### Set exercise:
Leave the pictures out and print every record below exactly as it stands.

### Exercise inputs:

————

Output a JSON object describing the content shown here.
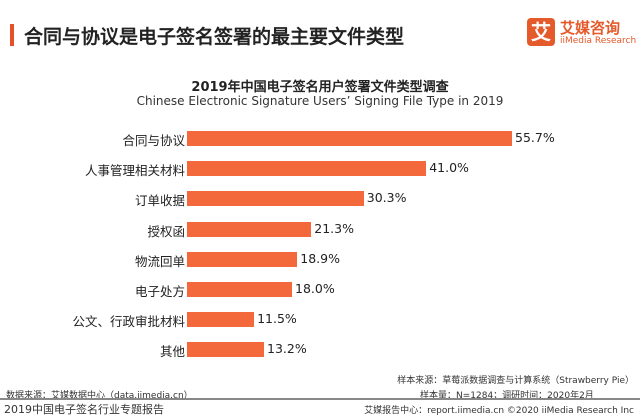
{
  "header": {
    "title": "合同与协议是电子签名签署的最主要文件类型"
  },
  "logo": {
    "mark": "艾",
    "cn": "艾媒咨询",
    "en": "iiMedia Research"
  },
  "chart_data": {
    "type": "bar",
    "orientation": "horizontal",
    "title": "2019年中国电子签名用户签署文件类型调查",
    "subtitle": "Chinese Electronic Signature Users’ Signing File Type in 2019",
    "categories": [
      "合同与协议",
      "人事管理相关材料",
      "订单收据",
      "授权函",
      "物流回单",
      "电子处方",
      "公文、行政审批材料",
      "其他"
    ],
    "values": [
      55.7,
      41.0,
      30.3,
      21.3,
      18.9,
      18.0,
      11.5,
      13.2
    ],
    "labels": [
      "55.7%",
      "41.0%",
      "30.3%",
      "21.3%",
      "18.9%",
      "18.0%",
      "11.5%",
      "13.2%"
    ],
    "unit": "%",
    "color": "#f4693b",
    "grid": false
  },
  "footer": {
    "source": "数据来源：艾媒数据中心（data.iimedia.cn）",
    "sample_source": "样本来源：草莓派数据调查与计算系统（Strawberry Pie）",
    "sample": "样本量：N=1284；调研时间：2020年2月",
    "report": "2019中国电子签名行业专题报告",
    "copyright": "艾媒报告中心：report.iimedia.cn ©2020 iiMedia Research Inc"
  }
}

————

### Exercise result:
Output a JSON object describing the content shown here.
{
  "header": {
    "title": "合同与协议是电子签名签署的最主要文件类型"
  },
  "logo": {
    "mark": "艾",
    "cn": "艾媒咨询",
    "en": "iiMedia Research"
  },
  "chart_data": {
    "type": "bar",
    "orientation": "horizontal",
    "title": "2019年中国电子签名用户签署文件类型调查",
    "subtitle": "Chinese Electronic Signature Users’ Signing File Type in 2019",
    "categories": [
      "合同与协议",
      "人事管理相关材料",
      "订单收据",
      "授权函",
      "物流回单",
      "电子处方",
      "公文、行政审批材料",
      "其他"
    ],
    "values": [
      55.7,
      41.0,
      30.3,
      21.3,
      18.9,
      18.0,
      11.5,
      13.2
    ],
    "labels": [
      "55.7%",
      "41.0%",
      "30.3%",
      "21.3%",
      "18.9%",
      "18.0%",
      "11.5%",
      "13.2%"
    ],
    "unit": "%",
    "color": "#f4693b",
    "grid": false
  },
  "footer": {
    "source": "数据来源：艾媒数据中心（data.iimedia.cn）",
    "sample_source": "样本来源：草莓派数据调查与计算系统（Strawberry Pie）",
    "sample": "样本量：N=1284；调研时间：2020年2月",
    "report": "2019中国电子签名行业专题报告",
    "copyright": "艾媒报告中心：report.iimedia.cn ©2020 iiMedia Research Inc"
  }
}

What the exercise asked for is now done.